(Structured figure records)
↓↓↓

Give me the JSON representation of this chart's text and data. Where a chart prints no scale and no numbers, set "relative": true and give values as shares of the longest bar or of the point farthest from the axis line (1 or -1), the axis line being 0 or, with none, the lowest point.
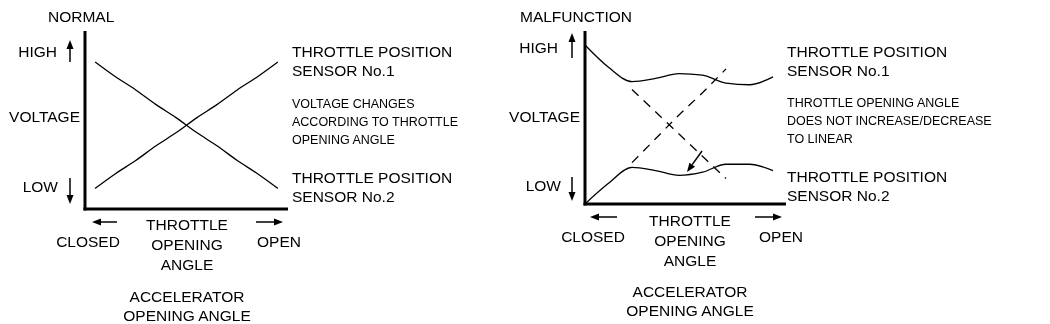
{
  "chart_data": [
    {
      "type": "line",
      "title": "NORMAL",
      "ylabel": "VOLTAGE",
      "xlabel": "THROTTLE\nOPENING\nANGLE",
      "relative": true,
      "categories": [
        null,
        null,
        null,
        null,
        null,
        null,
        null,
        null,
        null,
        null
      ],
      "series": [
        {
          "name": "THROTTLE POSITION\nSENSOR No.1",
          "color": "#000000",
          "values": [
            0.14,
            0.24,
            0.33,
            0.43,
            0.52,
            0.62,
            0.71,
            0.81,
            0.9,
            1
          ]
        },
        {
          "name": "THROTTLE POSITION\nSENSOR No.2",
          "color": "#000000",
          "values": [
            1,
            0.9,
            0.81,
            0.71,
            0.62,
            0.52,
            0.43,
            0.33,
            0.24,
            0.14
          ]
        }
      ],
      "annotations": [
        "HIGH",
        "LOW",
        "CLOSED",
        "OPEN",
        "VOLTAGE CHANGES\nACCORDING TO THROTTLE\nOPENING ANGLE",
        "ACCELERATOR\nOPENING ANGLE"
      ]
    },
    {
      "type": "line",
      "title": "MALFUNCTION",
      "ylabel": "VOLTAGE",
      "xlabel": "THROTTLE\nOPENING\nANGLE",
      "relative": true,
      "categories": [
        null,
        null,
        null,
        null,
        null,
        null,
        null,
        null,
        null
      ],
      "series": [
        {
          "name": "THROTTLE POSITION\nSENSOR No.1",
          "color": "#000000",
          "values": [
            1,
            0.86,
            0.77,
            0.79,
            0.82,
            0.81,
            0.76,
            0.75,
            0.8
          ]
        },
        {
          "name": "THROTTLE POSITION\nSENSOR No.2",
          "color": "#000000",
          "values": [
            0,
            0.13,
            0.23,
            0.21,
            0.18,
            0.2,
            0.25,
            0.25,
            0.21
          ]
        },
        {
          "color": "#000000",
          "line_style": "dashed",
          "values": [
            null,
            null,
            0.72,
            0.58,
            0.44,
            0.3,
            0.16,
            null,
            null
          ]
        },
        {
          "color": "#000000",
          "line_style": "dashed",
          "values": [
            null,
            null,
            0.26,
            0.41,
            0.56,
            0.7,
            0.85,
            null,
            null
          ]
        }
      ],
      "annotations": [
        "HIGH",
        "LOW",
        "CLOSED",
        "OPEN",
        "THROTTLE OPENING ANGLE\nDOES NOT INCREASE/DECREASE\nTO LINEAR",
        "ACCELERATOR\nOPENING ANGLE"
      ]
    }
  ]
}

↑↑↑

Task goal>
Without including any pictures, print all of the material exactly as given.

Finished exercise>
Give me the JSON representation of this chart's text and data. Where a chart prints no scale and no numbers, set "relative": true and give values as shares of the longest bar or of the point farthest from the axis line (1 or -1), the axis line being 0 or, with none, the lowest point.
{
  "chart_data": [
    {
      "type": "line",
      "title": "NORMAL",
      "ylabel": "VOLTAGE",
      "xlabel": "THROTTLE\nOPENING\nANGLE",
      "relative": true,
      "categories": [
        null,
        null,
        null,
        null,
        null,
        null,
        null,
        null,
        null,
        null
      ],
      "series": [
        {
          "name": "THROTTLE POSITION\nSENSOR No.1",
          "color": "#000000",
          "values": [
            0.14,
            0.24,
            0.33,
            0.43,
            0.52,
            0.62,
            0.71,
            0.81,
            0.9,
            1
          ]
        },
        {
          "name": "THROTTLE POSITION\nSENSOR No.2",
          "color": "#000000",
          "values": [
            1,
            0.9,
            0.81,
            0.71,
            0.62,
            0.52,
            0.43,
            0.33,
            0.24,
            0.14
          ]
        }
      ],
      "annotations": [
        "HIGH",
        "LOW",
        "CLOSED",
        "OPEN",
        "VOLTAGE CHANGES\nACCORDING TO THROTTLE\nOPENING ANGLE",
        "ACCELERATOR\nOPENING ANGLE"
      ]
    },
    {
      "type": "line",
      "title": "MALFUNCTION",
      "ylabel": "VOLTAGE",
      "xlabel": "THROTTLE\nOPENING\nANGLE",
      "relative": true,
      "categories": [
        null,
        null,
        null,
        null,
        null,
        null,
        null,
        null,
        null
      ],
      "series": [
        {
          "name": "THROTTLE POSITION\nSENSOR No.1",
          "color": "#000000",
          "values": [
            1,
            0.86,
            0.77,
            0.79,
            0.82,
            0.81,
            0.76,
            0.75,
            0.8
          ]
        },
        {
          "name": "THROTTLE POSITION\nSENSOR No.2",
          "color": "#000000",
          "values": [
            0,
            0.13,
            0.23,
            0.21,
            0.18,
            0.2,
            0.25,
            0.25,
            0.21
          ]
        },
        {
          "color": "#000000",
          "line_style": "dashed",
          "values": [
            null,
            null,
            0.72,
            0.58,
            0.44,
            0.3,
            0.16,
            null,
            null
          ]
        },
        {
          "color": "#000000",
          "line_style": "dashed",
          "values": [
            null,
            null,
            0.26,
            0.41,
            0.56,
            0.7,
            0.85,
            null,
            null
          ]
        }
      ],
      "annotations": [
        "HIGH",
        "LOW",
        "CLOSED",
        "OPEN",
        "THROTTLE OPENING ANGLE\nDOES NOT INCREASE/DECREASE\nTO LINEAR",
        "ACCELERATOR\nOPENING ANGLE"
      ]
    }
  ]
}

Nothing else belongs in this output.